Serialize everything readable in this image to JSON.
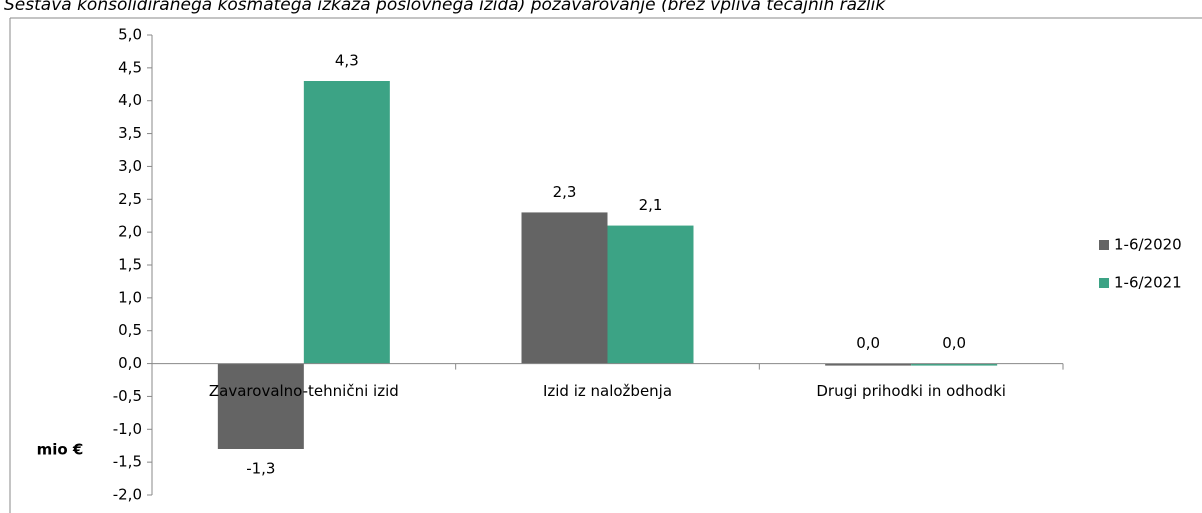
{
  "chart_data": {
    "type": "bar",
    "title": "Sestava konsolidiranega kosmatega izkaza poslovnega izida) pozavarovanje (brez vpliva tečajnih razlik",
    "y_axis_label": "mio €",
    "categories": [
      "Zavarovalno-tehnični izid",
      "Izid iz naložbenja",
      "Drugi prihodki in odhodki"
    ],
    "series": [
      {
        "name": "1-6/2020",
        "color": "#646464",
        "values": [
          -1.3,
          2.3,
          0.0
        ],
        "value_labels": [
          "-1,3",
          "2,3",
          "0,0"
        ]
      },
      {
        "name": "1-6/2021",
        "color": "#3ca385",
        "values": [
          4.3,
          2.1,
          0.0
        ],
        "value_labels": [
          "4,3",
          "2,1",
          "0,0"
        ]
      }
    ],
    "ylim": [
      -2,
      5
    ],
    "yticks": [
      {
        "value": -2,
        "label": "-2,0"
      },
      {
        "value": -1.5,
        "label": "-1,5"
      },
      {
        "value": -1,
        "label": "-1,0"
      },
      {
        "value": -0.5,
        "label": "-0,5"
      },
      {
        "value": 0,
        "label": "0,0"
      },
      {
        "value": 0.5,
        "label": "0,5"
      },
      {
        "value": 1,
        "label": "1,0"
      },
      {
        "value": 1.5,
        "label": "1,5"
      },
      {
        "value": 2,
        "label": "2,0"
      },
      {
        "value": 2.5,
        "label": "2,5"
      },
      {
        "value": 3,
        "label": "3,0"
      },
      {
        "value": 3.5,
        "label": "3,5"
      },
      {
        "value": 4,
        "label": "4,0"
      },
      {
        "value": 4.5,
        "label": "4,5"
      },
      {
        "value": 5,
        "label": "5,0"
      }
    ],
    "grid": false,
    "legend": "right"
  }
}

What you are asked to do:
Reproduce every entry word for word, but skip any pictures.

Answer to the task:
Serialize everything readable in this image to JSON.
{
  "chart_data": {
    "type": "bar",
    "title": "Sestava konsolidiranega kosmatega izkaza poslovnega izida) pozavarovanje (brez vpliva tečajnih razlik",
    "y_axis_label": "mio €",
    "categories": [
      "Zavarovalno-tehnični izid",
      "Izid iz naložbenja",
      "Drugi prihodki in odhodki"
    ],
    "series": [
      {
        "name": "1-6/2020",
        "color": "#646464",
        "values": [
          -1.3,
          2.3,
          0.0
        ],
        "value_labels": [
          "-1,3",
          "2,3",
          "0,0"
        ]
      },
      {
        "name": "1-6/2021",
        "color": "#3ca385",
        "values": [
          4.3,
          2.1,
          0.0
        ],
        "value_labels": [
          "4,3",
          "2,1",
          "0,0"
        ]
      }
    ],
    "ylim": [
      -2,
      5
    ],
    "yticks": [
      {
        "value": -2,
        "label": "-2,0"
      },
      {
        "value": -1.5,
        "label": "-1,5"
      },
      {
        "value": -1,
        "label": "-1,0"
      },
      {
        "value": -0.5,
        "label": "-0,5"
      },
      {
        "value": 0,
        "label": "0,0"
      },
      {
        "value": 0.5,
        "label": "0,5"
      },
      {
        "value": 1,
        "label": "1,0"
      },
      {
        "value": 1.5,
        "label": "1,5"
      },
      {
        "value": 2,
        "label": "2,0"
      },
      {
        "value": 2.5,
        "label": "2,5"
      },
      {
        "value": 3,
        "label": "3,0"
      },
      {
        "value": 3.5,
        "label": "3,5"
      },
      {
        "value": 4,
        "label": "4,0"
      },
      {
        "value": 4.5,
        "label": "4,5"
      },
      {
        "value": 5,
        "label": "5,0"
      }
    ],
    "grid": false,
    "legend": "right"
  }
}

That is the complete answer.